>> Begin

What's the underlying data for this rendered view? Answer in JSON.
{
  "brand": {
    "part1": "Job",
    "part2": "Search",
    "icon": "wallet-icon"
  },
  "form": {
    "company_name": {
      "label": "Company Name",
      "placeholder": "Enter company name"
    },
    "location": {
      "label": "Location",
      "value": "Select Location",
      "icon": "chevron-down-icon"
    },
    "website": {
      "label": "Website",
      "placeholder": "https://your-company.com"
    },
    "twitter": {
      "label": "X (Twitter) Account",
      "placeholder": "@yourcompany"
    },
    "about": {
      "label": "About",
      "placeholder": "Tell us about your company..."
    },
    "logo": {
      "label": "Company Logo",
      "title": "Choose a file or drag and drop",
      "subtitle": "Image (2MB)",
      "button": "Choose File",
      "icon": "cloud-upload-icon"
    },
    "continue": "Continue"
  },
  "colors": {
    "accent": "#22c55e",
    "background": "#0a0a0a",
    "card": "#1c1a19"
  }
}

>> End
>> Begin

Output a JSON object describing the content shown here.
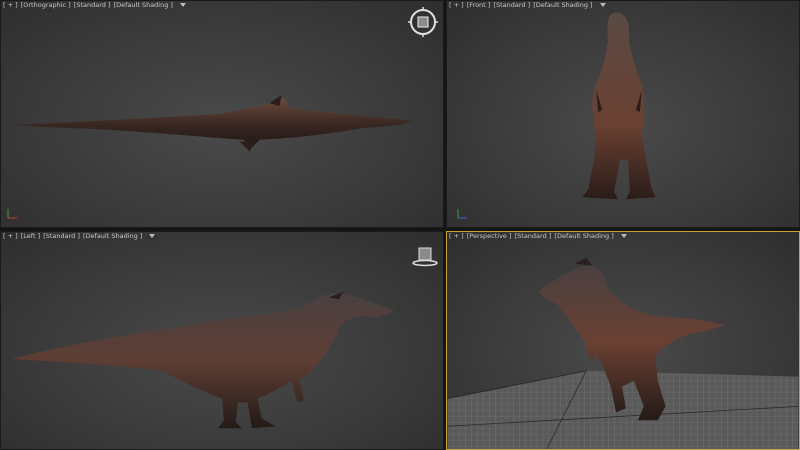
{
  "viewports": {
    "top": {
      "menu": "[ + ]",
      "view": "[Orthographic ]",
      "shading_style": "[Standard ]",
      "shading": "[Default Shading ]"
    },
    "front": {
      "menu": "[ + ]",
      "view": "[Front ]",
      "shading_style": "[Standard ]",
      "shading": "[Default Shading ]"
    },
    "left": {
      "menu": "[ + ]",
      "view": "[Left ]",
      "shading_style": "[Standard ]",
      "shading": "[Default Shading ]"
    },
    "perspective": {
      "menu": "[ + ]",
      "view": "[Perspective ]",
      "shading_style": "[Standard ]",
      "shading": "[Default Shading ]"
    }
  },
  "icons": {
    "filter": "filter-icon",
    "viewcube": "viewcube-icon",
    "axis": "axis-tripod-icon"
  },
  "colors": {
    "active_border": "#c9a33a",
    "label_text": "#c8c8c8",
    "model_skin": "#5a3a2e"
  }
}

>> End

— THE PROBLEM —
Tally how many lines in the material above hold the word "Choose". Write only that number.

— WRITTEN RESPONSE —
2